▶ _Given data_:
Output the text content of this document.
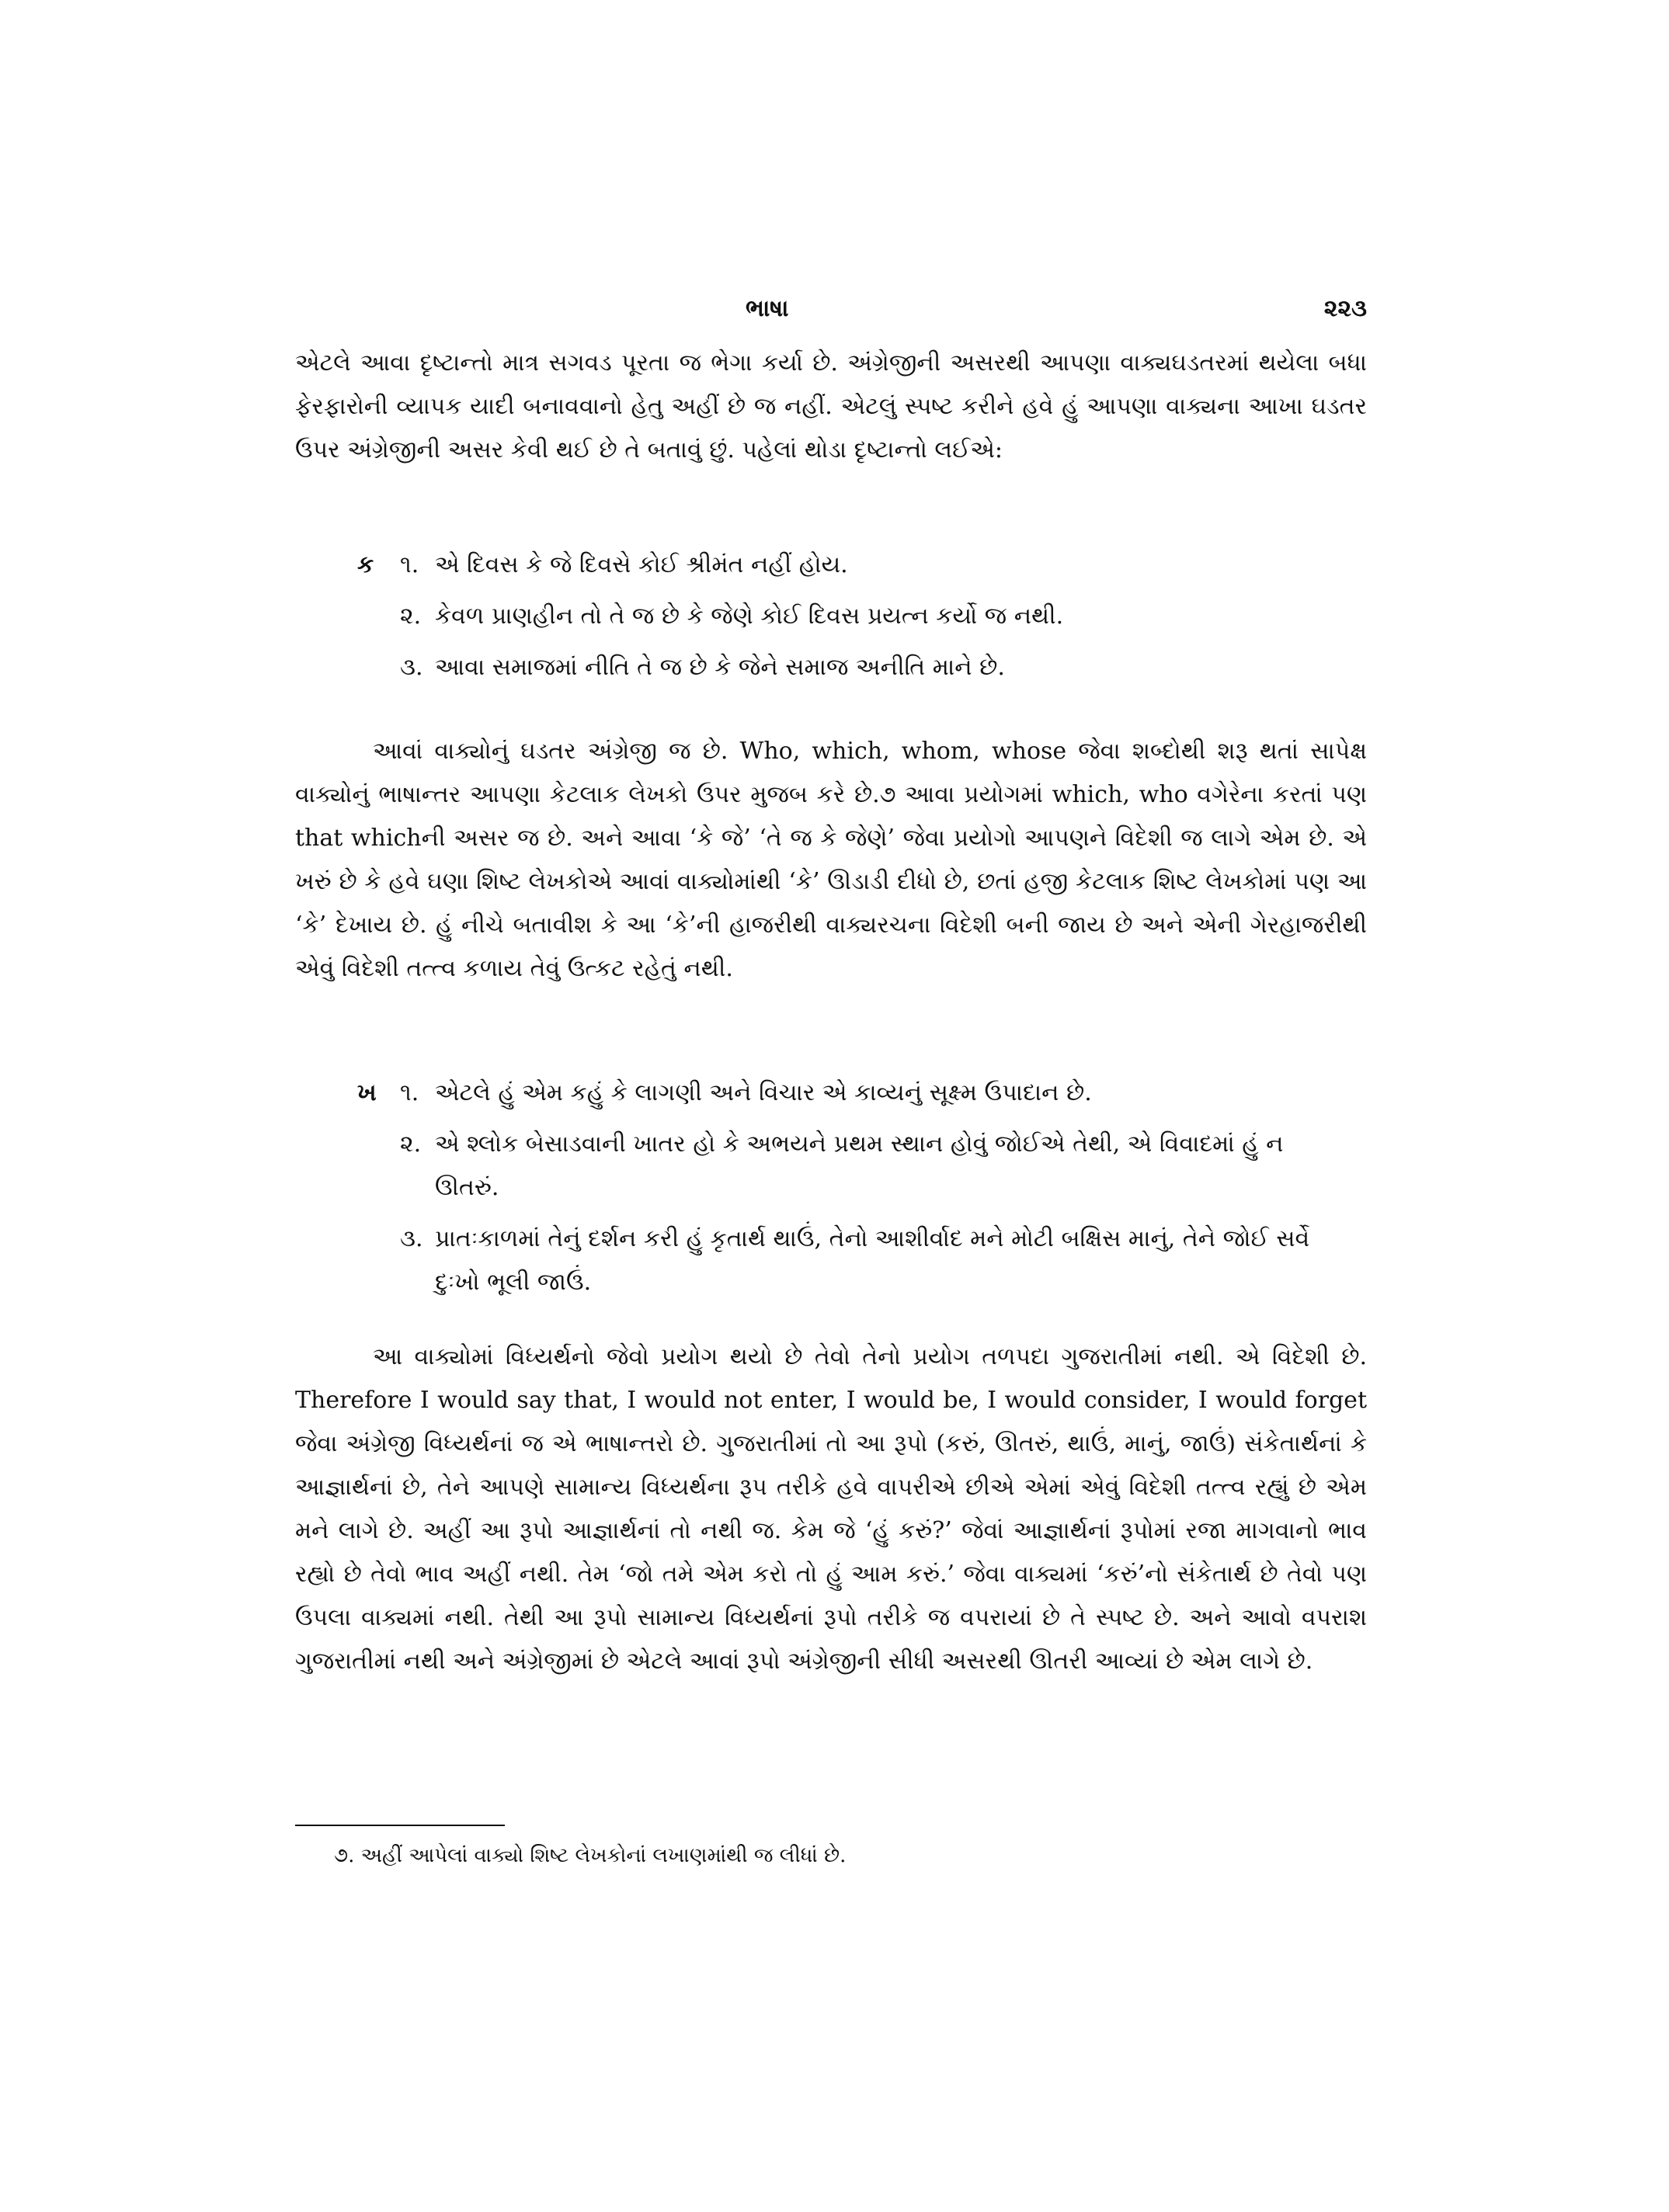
ભાષા	૨૨૩

એટલે આવા દૃષ્ટાન્તો માત્ર સગવડ પૂરતા જ ભેગા કર્યા છે. અંગ્રેજીની અસરથી આપણા વાક્યઘડતરમાં થયેલા બધા ફેરફારોની વ્યાપક યાદી બનાવવાનો હેતુ અહીં છે જ નહીં. એટલું સ્પષ્ટ કરીને હવે હું આપણા વાક્યના આખા ઘડતર ઉપર અંગ્રેજીની અસર કેવી થઈ છે તે બતાવું છું. પહેલાં થોડા દૃષ્ટાન્તો લઈએ:

ક ૧. એ દિવસ કે જે દિવસે કોઈ શ્રીમંત નહીં હોય.
૨. કેવળ પ્રાણહીન તો તે જ છે કે જેણે કોઈ દિવસ પ્રયત્ન કર્યો જ નથી.
૩. આવા સમાજમાં નીતિ તે જ છે કે જેને સમાજ અનીતિ માને છે.

આવાં વાક્યોનું ઘડતર અંગ્રેજી જ છે. Who, which, whom, whose જેવા શબ્દોથી શરૂ થતાં સાપેક્ષ વાક્યોનું ભાષાન્તર આપણા કેટલાક લેખકો ઉપર મુજબ કરે છે.૭ આવા પ્રયોગમાં which, who વગેરેના કરતાં પણ that whichની અસર જ છે. અને આવા ‘કે જે’ ‘તે જ કે જેણે’ જેવા પ્રયોગો આપણને વિદેશી જ લાગે એમ છે. એ ખરું છે કે હવે ઘણા શિષ્ટ લેખકોએ આવાં વાક્યોમાંથી ‘કે’ ઊડાડી દીધો છે, છતાં હજી કેટલાક શિષ્ટ લેખકોમાં પણ આ ‘કે’ દેખાય છે. હું નીચે બતાવીશ કે આ ‘કે’ની હાજરીથી વાક્યરચના વિદેશી બની જાય છે અને એની ગેરહાજરીથી એવું વિદેશી તત્ત્વ કળાય તેવું ઉત્કટ રહેતું નથી.

ખ ૧. એટલે હું એમ કહું કે લાગણી અને વિચાર એ કાવ્યનું સૂક્ષ્મ ઉપાદાન છે.
૨. એ શ્લોક બેસાડવાની ખાતર હો કે અભયને પ્રથમ સ્થાન હોવું જોઈએ તેથી, એ વિવાદમાં હું ન ઊતરું.
૩. પ્રાતઃકાળમાં તેનું દર્શન કરી હું કૃતાર્થ થાઉં, તેનો આશીર્વાદ મને મોટી બક્ષિસ માનું, તેને જોઈ સર્વે દુઃખો ભૂલી જાઉં.

આ વાક્યોમાં વિધ્યર્થનો જેવો પ્રયોગ થયો છે તેવો તેનો પ્રયોગ તળપદા ગુજરાતીમાં નથી. એ વિદેશી છે. Therefore I would say that, I would not enter, I would be, I would consider, I would forget જેવા અંગ્રેજી વિધ્યર્થનાં જ એ ભાષાન્તરો છે. ગુજરાતીમાં તો આ રૂપો (કરું, ઊતરું, થાઉં, માનું, જાઉં) સંકેતાર્થનાં કે આજ્ઞાર્થનાં છે, તેને આપણે સામાન્ય વિધ્યર્થના રૂપ તરીકે હવે વાપરીએ છીએ એમાં એવું વિદેશી તત્ત્વ રહ્યું છે એમ મને લાગે છે. અહીં આ રૂપો આજ્ઞાર્થનાં તો નથી જ. કેમ જે ‘હું કરું?’ જેવાં આજ્ઞાર્થનાં રૂપોમાં રજા માગવાનો ભાવ રહ્યો છે તેવો ભાવ અહીં નથી. તેમ ‘જો તમે એમ કરો તો હું આમ કરું.’ જેવા વાક્યમાં ‘કરું’નો સંકેતાર્થ છે તેવો પણ ઉપલા વાક્યમાં નથી. તેથી આ રૂપો સામાન્ય વિધ્યર્થનાં રૂપો તરીકે જ વપરાયાં છે તે સ્પષ્ટ છે. અને આવો વપરાશ ગુજરાતીમાં નથી અને અંગ્રેજીમાં છે એટલે આવાં રૂપો અંગ્રેજીની સીધી અસરથી ઊતરી આવ્યાં છે એમ લાગે છે.

૭. અહીં આપેલાં વાક્યો શિષ્ટ લેખકોનાં લખાણમાંથી જ લીધાં છે.
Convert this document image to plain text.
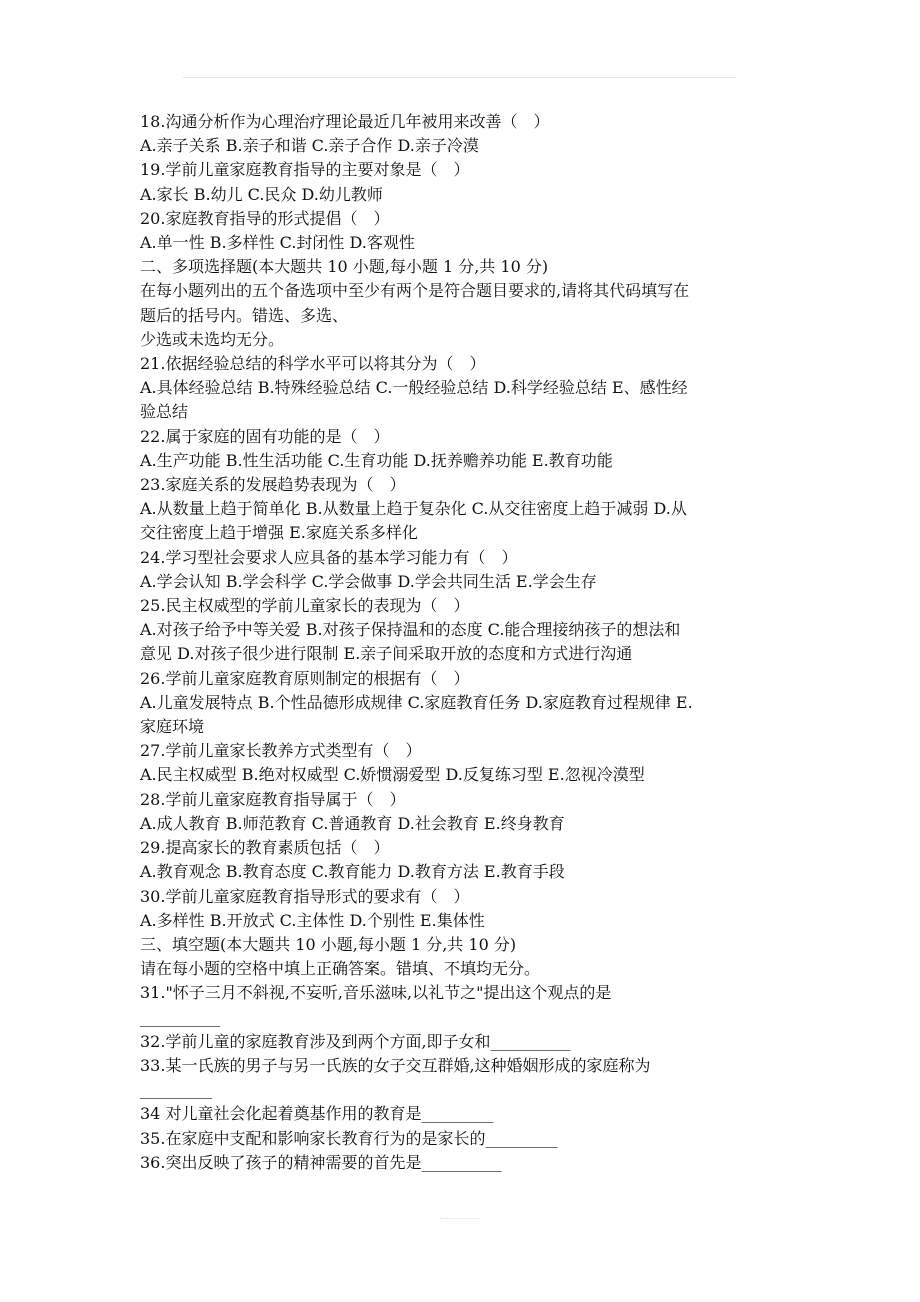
18.沟通分析作为心理治疗理论最近几年被用来改善（　）
A.亲子关系 B.亲子和谐 C.亲子合作 D.亲子冷漠
19.学前儿童家庭教育指导的主要对象是（　）
A.家长 B.幼儿 C.民众 D.幼儿教师
20.家庭教育指导的形式提倡（　）
A.单一性 B.多样性 C.封闭性 D.客观性
二、多项选择题(本大题共 10 小题,每小题 1 分,共 10 分)
在每小题列出的五个备选项中至少有两个是符合题目要求的,请将其代码填写在
题后的括号内。错选、多选、
少选或未选均无分。
21.依据经验总结的科学水平可以将其分为（　）
A.具体经验总结 B.特殊经验总结 C.一般经验总结 D.科学经验总结 E、感性经
验总结
22.属于家庭的固有功能的是（　）
A.生产功能 B.性生活功能 C.生育功能 D.抚养赡养功能 E.教育功能
23.家庭关系的发展趋势表现为（　）
A.从数量上趋于简单化 B.从数量上趋于复杂化 C.从交往密度上趋于减弱 D.从
交往密度上趋于增强 E.家庭关系多样化
24.学习型社会要求人应具备的基本学习能力有（　）
A.学会认知 B.学会科学 C.学会做事 D.学会共同生活 E.学会生存
25.民主权威型的学前儿童家长的表现为（　）
A.对孩子给予中等关爱 B.对孩子保持温和的态度 C.能合理接纳孩子的想法和
意见 D.对孩子很少进行限制 E.亲子间采取开放的态度和方式进行沟通
26.学前儿童家庭教育原则制定的根据有（　）
A.儿童发展特点 B.个性品德形成规律 C.家庭教育任务 D.家庭教育过程规律 E.
家庭环境
27.学前儿童家长教养方式类型有（　）
A.民主权威型 B.绝对权威型 C.娇惯溺爱型 D.反复练习型 E.忽视冷漠型
28.学前儿童家庭教育指导属于（　）
A.成人教育 B.师范教育 C.普通教育 D.社会教育 E.终身教育
29.提高家长的教育素质包括（　）
A.教育观念 B.教育态度 C.教育能力 D.教育方法 E.教育手段
30.学前儿童家庭教育指导形式的要求有（　）
A.多样性 B.开放式 C.主体性 D.个别性 E.集体性
三、填空题(本大题共 10 小题,每小题 1 分,共 10 分)
请在每小题的空格中填上正确答案。错填、不填均无分。
31."怀子三月不斜视,不妄听,音乐滋味,以礼节之"提出这个观点的是
__________
32.学前儿童的家庭教育涉及到两个方面,即子女和__________
33.某一氏族的男子与另一氏族的女子交互群婚,这种婚姻形成的家庭称为
_________
34 对儿童社会化起着奠基作用的教育是_________
35.在家庭中支配和影响家长教育行为的是家长的_________
36.突出反映了孩子的精神需要的首先是__________
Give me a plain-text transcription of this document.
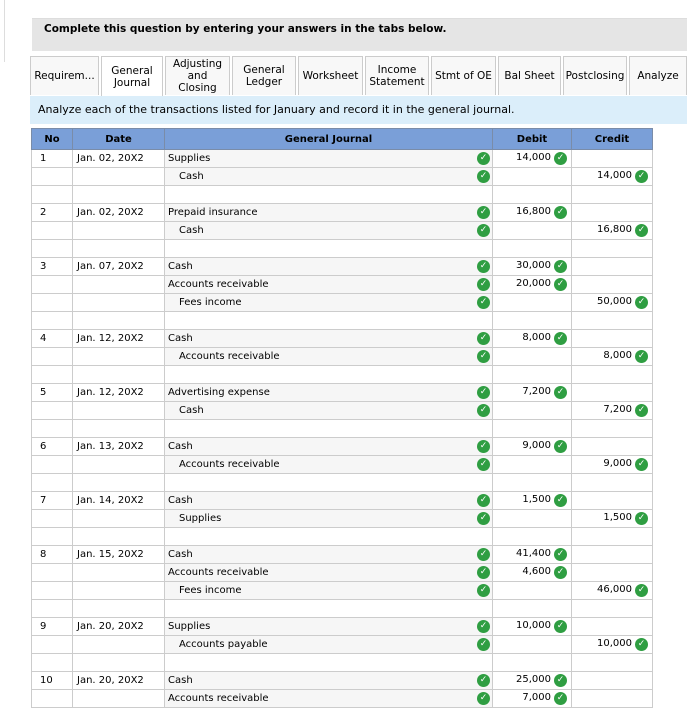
Complete this question by entering your answers in the tabs below.
Requirem...	General
Journal
Adjusting
and
Closing
General
Ledger	Worksheet	Income
Statement Stmt of OE	Bal Sheet	Postclosing	Analyze
Analyze each of the transactions listed for January and record it in the general journal.
No	Date	General Journal	Debit	Credit
1	Jan. 02, 20X2	Supplies ✓	14,000 ✓	

		Cash ✓		14,000 ✓

2	Jan. 02, 20X2	Prepaid insurance ✓	16,800 ✓	

		Cash ✓		16,800 ✓

3	Jan. 07, 20X2	Cash ✓	30,000 ✓	

		Accounts receivable ✓	20,000 ✓	

		Fees income ✓		50,000 ✓

4	Jan. 12, 20X2	Cash ✓	8,000 ✓	

		Accounts receivable ✓		8,000 ✓

5	Jan. 12, 20X2	Advertising expense ✓	7,200 ✓	

		Cash ✓		7,200 ✓

6	Jan. 13, 20X2	Cash ✓	9,000 ✓	

		Accounts receivable ✓		9,000 ✓

7	Jan. 14, 20X2	Cash ✓	1,500 ✓	

		Supplies ✓		1,500 ✓

8	Jan. 15, 20X2	Cash ✓	41,400 ✓	

		Accounts receivable ✓	4,600 ✓	

		Fees income ✓		46,000 ✓

9	Jan. 20, 20X2	Supplies ✓	10,000 ✓	

		Accounts payable ✓		10,000 ✓

10	Jan. 20, 20X2	Cash ✓	25,000 ✓	

		Accounts receivable ✓	7,000 ✓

▶ _Task to complete_:
Locate the word "text" in the entries, and copy every line where it is found.

▶ _Full answer_:
Output the text content of this document.
Convert this document image to plain text.
Give me a plain-text transcription of this document.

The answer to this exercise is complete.